◆ **Exercise brief**:
Gather all lines from the material that contain "closing".
[Supplied data start]
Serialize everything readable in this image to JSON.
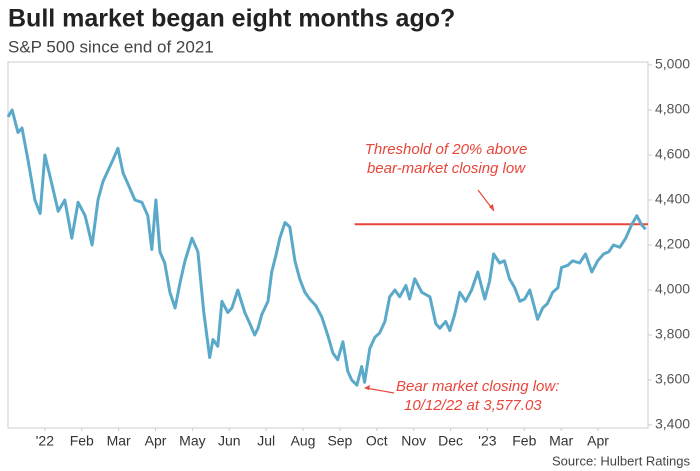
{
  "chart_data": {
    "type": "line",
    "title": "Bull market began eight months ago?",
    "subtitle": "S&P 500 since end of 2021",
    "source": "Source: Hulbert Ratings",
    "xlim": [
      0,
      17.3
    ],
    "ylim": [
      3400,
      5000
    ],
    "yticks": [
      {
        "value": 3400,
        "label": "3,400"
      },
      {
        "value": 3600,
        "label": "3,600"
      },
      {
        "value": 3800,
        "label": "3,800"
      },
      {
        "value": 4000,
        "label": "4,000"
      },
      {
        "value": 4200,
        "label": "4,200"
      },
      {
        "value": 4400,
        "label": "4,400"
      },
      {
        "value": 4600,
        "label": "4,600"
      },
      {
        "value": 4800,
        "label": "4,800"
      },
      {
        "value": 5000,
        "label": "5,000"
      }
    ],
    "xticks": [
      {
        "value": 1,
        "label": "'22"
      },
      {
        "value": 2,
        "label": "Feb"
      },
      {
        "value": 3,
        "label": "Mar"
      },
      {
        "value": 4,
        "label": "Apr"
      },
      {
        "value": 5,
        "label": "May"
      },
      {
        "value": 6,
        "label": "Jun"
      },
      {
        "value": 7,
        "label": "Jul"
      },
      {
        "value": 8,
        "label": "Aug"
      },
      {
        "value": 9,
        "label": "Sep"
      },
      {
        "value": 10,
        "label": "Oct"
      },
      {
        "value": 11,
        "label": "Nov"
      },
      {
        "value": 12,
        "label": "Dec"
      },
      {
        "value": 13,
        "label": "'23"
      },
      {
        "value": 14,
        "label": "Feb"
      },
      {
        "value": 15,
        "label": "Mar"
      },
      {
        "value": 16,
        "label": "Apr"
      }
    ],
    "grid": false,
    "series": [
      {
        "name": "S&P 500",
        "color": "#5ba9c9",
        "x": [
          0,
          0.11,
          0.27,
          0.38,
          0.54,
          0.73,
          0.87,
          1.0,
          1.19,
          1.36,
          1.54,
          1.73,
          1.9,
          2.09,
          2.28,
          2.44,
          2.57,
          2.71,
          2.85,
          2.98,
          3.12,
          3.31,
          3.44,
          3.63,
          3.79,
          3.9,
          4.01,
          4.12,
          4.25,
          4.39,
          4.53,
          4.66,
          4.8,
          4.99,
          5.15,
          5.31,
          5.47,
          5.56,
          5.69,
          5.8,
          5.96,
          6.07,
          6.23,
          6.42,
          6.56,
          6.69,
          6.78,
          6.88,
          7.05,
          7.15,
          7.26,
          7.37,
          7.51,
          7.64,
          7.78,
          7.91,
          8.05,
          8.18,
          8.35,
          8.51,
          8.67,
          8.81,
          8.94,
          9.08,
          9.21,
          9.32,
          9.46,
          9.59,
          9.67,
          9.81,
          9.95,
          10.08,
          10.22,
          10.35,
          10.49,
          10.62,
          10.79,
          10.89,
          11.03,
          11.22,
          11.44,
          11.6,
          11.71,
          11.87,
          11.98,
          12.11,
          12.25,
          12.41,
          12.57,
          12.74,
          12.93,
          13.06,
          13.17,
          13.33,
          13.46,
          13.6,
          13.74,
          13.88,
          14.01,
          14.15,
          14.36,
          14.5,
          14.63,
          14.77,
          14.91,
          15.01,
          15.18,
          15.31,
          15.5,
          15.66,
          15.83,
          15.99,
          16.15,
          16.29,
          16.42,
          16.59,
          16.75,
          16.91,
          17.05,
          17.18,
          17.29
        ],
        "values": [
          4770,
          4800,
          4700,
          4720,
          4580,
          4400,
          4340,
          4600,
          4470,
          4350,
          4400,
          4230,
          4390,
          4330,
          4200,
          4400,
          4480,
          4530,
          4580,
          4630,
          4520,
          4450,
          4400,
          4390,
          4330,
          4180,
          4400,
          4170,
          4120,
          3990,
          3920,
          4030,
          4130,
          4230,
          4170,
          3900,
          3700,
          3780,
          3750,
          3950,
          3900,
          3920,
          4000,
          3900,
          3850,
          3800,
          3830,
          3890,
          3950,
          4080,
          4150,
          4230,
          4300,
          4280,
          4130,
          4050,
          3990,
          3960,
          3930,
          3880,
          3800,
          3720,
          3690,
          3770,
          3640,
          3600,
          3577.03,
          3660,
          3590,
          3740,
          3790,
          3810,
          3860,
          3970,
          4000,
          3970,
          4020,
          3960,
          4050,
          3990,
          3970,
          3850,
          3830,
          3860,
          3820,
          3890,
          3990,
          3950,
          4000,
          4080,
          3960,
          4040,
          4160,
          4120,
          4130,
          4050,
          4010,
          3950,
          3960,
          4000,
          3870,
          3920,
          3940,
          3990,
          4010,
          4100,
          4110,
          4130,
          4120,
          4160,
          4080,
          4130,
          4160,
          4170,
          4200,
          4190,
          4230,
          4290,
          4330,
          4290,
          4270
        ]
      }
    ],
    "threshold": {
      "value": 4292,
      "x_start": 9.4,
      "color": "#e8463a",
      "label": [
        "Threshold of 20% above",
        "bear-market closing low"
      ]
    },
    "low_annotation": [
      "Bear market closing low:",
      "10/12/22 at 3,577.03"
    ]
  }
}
[Supplied data end]
◆ **Correct response**:
        "bear-market closing low"
      "Bear market closing low:",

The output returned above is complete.